→ Stored data
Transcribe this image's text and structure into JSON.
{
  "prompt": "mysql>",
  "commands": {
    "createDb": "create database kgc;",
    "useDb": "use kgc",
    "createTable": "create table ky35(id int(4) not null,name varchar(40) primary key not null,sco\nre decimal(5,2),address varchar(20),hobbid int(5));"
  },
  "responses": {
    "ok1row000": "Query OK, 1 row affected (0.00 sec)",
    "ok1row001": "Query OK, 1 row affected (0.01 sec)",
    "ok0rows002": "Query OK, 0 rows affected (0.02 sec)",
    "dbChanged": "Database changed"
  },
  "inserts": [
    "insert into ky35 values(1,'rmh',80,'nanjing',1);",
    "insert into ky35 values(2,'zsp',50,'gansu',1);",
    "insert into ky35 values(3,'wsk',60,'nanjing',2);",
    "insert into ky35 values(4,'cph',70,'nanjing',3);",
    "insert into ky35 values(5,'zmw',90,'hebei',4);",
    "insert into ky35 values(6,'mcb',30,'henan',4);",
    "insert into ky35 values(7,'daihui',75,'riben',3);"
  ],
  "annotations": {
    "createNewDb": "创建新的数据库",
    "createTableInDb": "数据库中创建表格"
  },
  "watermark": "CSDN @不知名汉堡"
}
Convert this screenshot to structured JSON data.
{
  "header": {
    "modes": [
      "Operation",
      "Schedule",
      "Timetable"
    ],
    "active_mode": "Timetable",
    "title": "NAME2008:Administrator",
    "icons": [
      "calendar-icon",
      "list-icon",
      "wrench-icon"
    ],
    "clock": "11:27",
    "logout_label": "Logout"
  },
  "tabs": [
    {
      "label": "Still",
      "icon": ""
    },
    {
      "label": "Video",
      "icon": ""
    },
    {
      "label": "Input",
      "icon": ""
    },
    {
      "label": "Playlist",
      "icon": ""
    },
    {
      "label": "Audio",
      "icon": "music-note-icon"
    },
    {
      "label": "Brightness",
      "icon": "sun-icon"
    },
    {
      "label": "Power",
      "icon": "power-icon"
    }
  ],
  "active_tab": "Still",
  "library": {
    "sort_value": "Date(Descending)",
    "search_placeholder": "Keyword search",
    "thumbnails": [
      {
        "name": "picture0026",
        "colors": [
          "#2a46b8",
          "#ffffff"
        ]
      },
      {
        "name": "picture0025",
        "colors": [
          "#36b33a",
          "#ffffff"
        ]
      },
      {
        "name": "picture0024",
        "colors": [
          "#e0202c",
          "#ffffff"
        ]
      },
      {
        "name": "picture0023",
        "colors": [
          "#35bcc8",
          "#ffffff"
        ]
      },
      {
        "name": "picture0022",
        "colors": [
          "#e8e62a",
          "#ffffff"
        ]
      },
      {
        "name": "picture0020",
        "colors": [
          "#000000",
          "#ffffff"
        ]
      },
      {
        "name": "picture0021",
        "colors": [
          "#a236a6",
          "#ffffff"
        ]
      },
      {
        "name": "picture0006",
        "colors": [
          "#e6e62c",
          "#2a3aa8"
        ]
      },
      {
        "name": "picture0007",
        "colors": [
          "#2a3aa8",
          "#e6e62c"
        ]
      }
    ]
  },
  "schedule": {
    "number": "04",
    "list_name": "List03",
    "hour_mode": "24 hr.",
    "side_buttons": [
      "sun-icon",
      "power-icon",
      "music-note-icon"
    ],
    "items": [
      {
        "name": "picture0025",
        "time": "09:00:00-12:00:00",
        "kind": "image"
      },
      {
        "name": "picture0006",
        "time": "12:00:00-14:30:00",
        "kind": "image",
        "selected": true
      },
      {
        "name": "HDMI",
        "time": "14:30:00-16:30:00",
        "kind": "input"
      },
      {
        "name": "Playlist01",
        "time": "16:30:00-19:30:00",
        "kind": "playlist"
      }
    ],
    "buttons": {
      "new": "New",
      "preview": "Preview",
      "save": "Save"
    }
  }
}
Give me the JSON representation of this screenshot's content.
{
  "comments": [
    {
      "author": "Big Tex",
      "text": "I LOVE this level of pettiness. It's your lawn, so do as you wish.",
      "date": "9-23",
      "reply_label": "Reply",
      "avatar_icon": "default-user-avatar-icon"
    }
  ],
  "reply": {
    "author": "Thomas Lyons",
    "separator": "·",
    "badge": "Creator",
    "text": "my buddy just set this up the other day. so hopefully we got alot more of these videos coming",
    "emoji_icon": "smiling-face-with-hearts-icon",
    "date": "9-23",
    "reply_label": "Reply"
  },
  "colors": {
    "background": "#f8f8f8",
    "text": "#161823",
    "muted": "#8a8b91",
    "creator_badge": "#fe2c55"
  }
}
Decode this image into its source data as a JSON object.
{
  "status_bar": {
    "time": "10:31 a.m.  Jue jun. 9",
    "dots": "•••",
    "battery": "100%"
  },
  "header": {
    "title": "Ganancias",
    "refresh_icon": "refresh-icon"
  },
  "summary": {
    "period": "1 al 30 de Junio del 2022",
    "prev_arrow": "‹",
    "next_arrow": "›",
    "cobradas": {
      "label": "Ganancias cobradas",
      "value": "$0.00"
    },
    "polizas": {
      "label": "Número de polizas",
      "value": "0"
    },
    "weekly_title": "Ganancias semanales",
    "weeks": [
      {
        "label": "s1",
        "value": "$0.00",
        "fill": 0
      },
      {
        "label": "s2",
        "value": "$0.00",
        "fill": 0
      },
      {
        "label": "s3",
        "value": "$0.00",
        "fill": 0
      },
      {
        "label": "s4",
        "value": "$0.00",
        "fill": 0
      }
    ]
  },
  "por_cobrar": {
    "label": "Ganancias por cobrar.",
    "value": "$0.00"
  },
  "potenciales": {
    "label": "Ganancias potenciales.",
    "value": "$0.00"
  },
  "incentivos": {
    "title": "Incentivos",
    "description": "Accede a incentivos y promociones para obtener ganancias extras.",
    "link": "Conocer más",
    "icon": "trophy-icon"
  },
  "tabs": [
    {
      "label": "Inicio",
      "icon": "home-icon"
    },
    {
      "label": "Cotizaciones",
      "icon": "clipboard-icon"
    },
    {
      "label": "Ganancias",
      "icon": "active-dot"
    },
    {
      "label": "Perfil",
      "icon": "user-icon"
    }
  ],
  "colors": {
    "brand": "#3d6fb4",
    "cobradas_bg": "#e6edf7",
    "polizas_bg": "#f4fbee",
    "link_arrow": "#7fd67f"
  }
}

→ To be done
Extract lines where the string "user" occurs.

→ Complete output
      "avatar_icon": "default-user-avatar-icon"
      "icon": "user-icon"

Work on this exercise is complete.